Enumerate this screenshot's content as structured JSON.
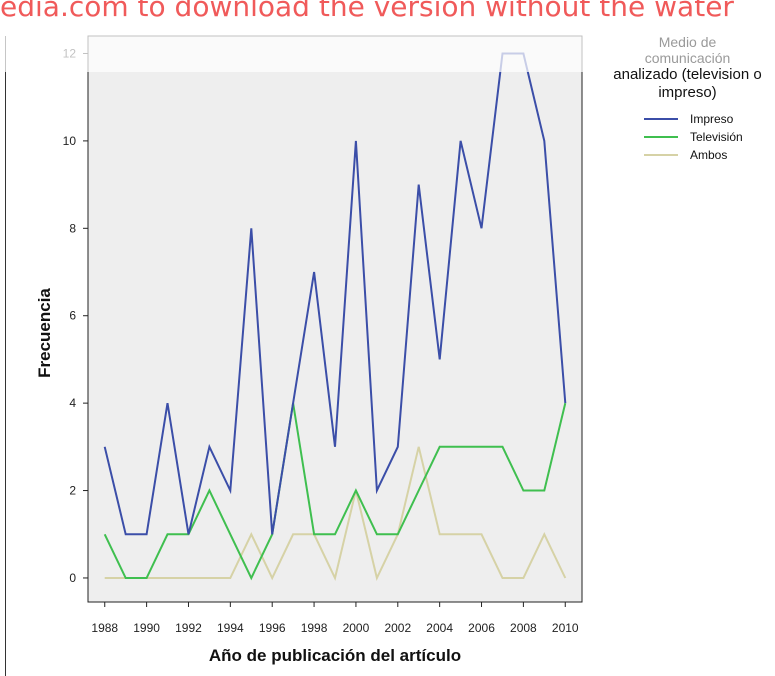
{
  "watermark": "edia.com to download the version without the water",
  "colors": {
    "Impreso": "#3b4ea8",
    "Televisión": "#3fbf4f",
    "Ambos": "#d6d2a6",
    "plot_bg": "#eeeeee"
  },
  "chart_data": {
    "type": "line",
    "xlabel": "Año de publicación del artículo",
    "ylabel": "Frecuencia",
    "x": [
      1988,
      1989,
      1990,
      1991,
      1992,
      1993,
      1994,
      1995,
      1996,
      1997,
      1998,
      1999,
      2000,
      2001,
      2002,
      2003,
      2004,
      2005,
      2006,
      2007,
      2008,
      2009,
      2010
    ],
    "xticks": [
      "1988",
      "1990",
      "1992",
      "1994",
      "1996",
      "1998",
      "2000",
      "2002",
      "2004",
      "2006",
      "2008",
      "2010"
    ],
    "xtick_values": [
      1988,
      1990,
      1992,
      1994,
      1996,
      1998,
      2000,
      2002,
      2004,
      2006,
      2008,
      2010
    ],
    "yticks": [
      "0",
      "2",
      "4",
      "6",
      "8",
      "10",
      "12"
    ],
    "ytick_values": [
      0,
      2,
      4,
      6,
      8,
      10,
      12
    ],
    "ylim": [
      -0.55,
      12.4
    ],
    "xlim": [
      1987.2,
      2010.8
    ],
    "grid": false,
    "legend_position": "right",
    "legend_title_line1": "Medio de",
    "legend_title_line2": "comunicación",
    "legend_title_line3": "analizado (television o",
    "legend_title_line4": "impreso)",
    "series": [
      {
        "name": "Impreso",
        "values": [
          3,
          1,
          1,
          4,
          1,
          3,
          2,
          8,
          1,
          4,
          7,
          3,
          10,
          2,
          3,
          9,
          5,
          10,
          8,
          12,
          12,
          10,
          4
        ]
      },
      {
        "name": "Televisión",
        "values": [
          1,
          0,
          0,
          1,
          1,
          2,
          1,
          0,
          1,
          4,
          1,
          1,
          2,
          1,
          1,
          2,
          3,
          3,
          3,
          3,
          2,
          2,
          4
        ]
      },
      {
        "name": "Ambos",
        "values": [
          0,
          0,
          0,
          0,
          0,
          0,
          0,
          1,
          0,
          1,
          1,
          0,
          2,
          0,
          1,
          3,
          1,
          1,
          1,
          0,
          0,
          1,
          0
        ]
      }
    ]
  }
}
__________________________________________________
* _Stated goal_:
Exclude the pictures and transcribe all of the entries exactly.

* _Full output_:
Enumerate this screenshot's content as structured JSON.
{
  "watermark": "edia.com to download the version without the water",
  "colors": {
    "Impreso": "#3b4ea8",
    "Televisión": "#3fbf4f",
    "Ambos": "#d6d2a6",
    "plot_bg": "#eeeeee"
  },
  "chart_data": {
    "type": "line",
    "xlabel": "Año de publicación del artículo",
    "ylabel": "Frecuencia",
    "x": [
      1988,
      1989,
      1990,
      1991,
      1992,
      1993,
      1994,
      1995,
      1996,
      1997,
      1998,
      1999,
      2000,
      2001,
      2002,
      2003,
      2004,
      2005,
      2006,
      2007,
      2008,
      2009,
      2010
    ],
    "xticks": [
      "1988",
      "1990",
      "1992",
      "1994",
      "1996",
      "1998",
      "2000",
      "2002",
      "2004",
      "2006",
      "2008",
      "2010"
    ],
    "xtick_values": [
      1988,
      1990,
      1992,
      1994,
      1996,
      1998,
      2000,
      2002,
      2004,
      2006,
      2008,
      2010
    ],
    "yticks": [
      "0",
      "2",
      "4",
      "6",
      "8",
      "10",
      "12"
    ],
    "ytick_values": [
      0,
      2,
      4,
      6,
      8,
      10,
      12
    ],
    "ylim": [
      -0.55,
      12.4
    ],
    "xlim": [
      1987.2,
      2010.8
    ],
    "grid": false,
    "legend_position": "right",
    "legend_title_line1": "Medio de",
    "legend_title_line2": "comunicación",
    "legend_title_line3": "analizado (television o",
    "legend_title_line4": "impreso)",
    "series": [
      {
        "name": "Impreso",
        "values": [
          3,
          1,
          1,
          4,
          1,
          3,
          2,
          8,
          1,
          4,
          7,
          3,
          10,
          2,
          3,
          9,
          5,
          10,
          8,
          12,
          12,
          10,
          4
        ]
      },
      {
        "name": "Televisión",
        "values": [
          1,
          0,
          0,
          1,
          1,
          2,
          1,
          0,
          1,
          4,
          1,
          1,
          2,
          1,
          1,
          2,
          3,
          3,
          3,
          3,
          2,
          2,
          4
        ]
      },
      {
        "name": "Ambos",
        "values": [
          0,
          0,
          0,
          0,
          0,
          0,
          0,
          1,
          0,
          1,
          1,
          0,
          2,
          0,
          1,
          3,
          1,
          1,
          1,
          0,
          0,
          1,
          0
        ]
      }
    ]
  }
}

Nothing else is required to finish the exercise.